• [Aim]
Return each line of the data below verbatim; pictures are to be left out.

###

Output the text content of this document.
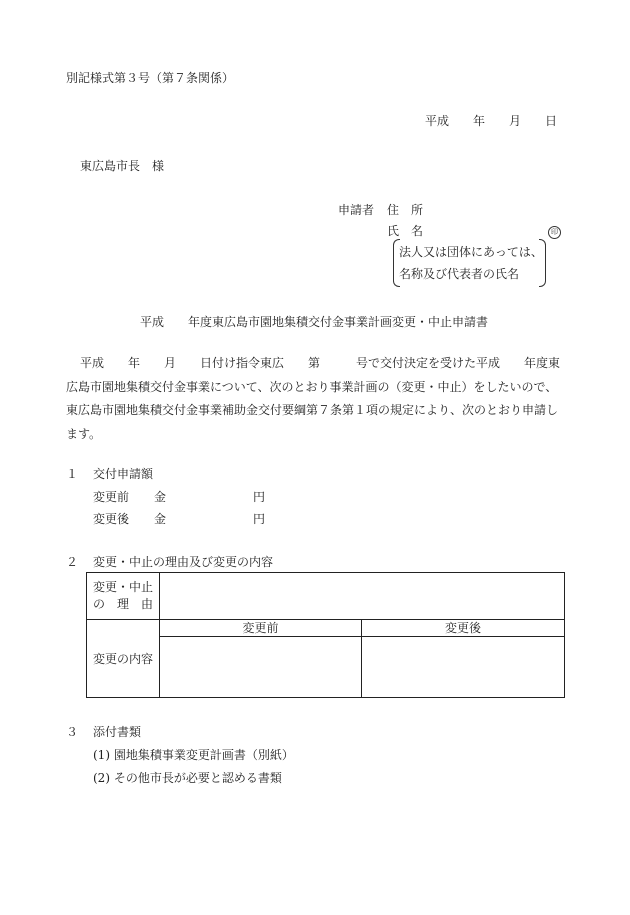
別記様式第３号（第７条関係）
平成　　年　　月　　日
東広島市長　様
申請者 住　所
氏　名	印
法人又は団体にあっては、
名称及び代表者の氏名
平成　　年度東広島市園地集積交付金事業計画変更・中止申請書
平成　　年　　月　　日付け指令東広　　第　　　号で交付決定を受けた平成　　年度東
広島市園地集積交付金事業について、次のとおり事業計画の（変更・中止）をしたいので、
東広島市園地集積交付金事業補助金交付要綱第７条第１項の規定により、次のとおり申請し
ます。
１ 交付申請額
変更前 金	円
変更後 金	円
２ 変更・中止の理由及び変更の内容
変更・中止
の　理　由		

変更の内容	変更前	変更後

３ 添付書類
(1) 園地集積事業変更計画書（別紙）
(2) その他市長が必要と認める書類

###

• [Task response]
Output the text content of this document.
別記様式第３号（第７条関係）
平成　　年　　月　　日
東広島市長　様
申請者 住　所
氏　名	印
法人又は団体にあっては、
名称及び代表者の氏名
平成　　年度東広島市園地集積交付金事業計画変更・中止申請書
平成　　年　　月　　日付け指令東広　　第　　　号で交付決定を受けた平成　　年度東
広島市園地集積交付金事業について、次のとおり事業計画の（変更・中止）をしたいので、
東広島市園地集積交付金事業補助金交付要綱第７条第１項の規定により、次のとおり申請し
ます。
１ 交付申請額
変更前 金	円
変更後 金	円
２ 変更・中止の理由及び変更の内容
変更・中止
の　理　由		

変更の内容	変更前	変更後

３ 添付書類
(1) 園地集積事業変更計画書（別紙）
(2) その他市長が必要と認める書類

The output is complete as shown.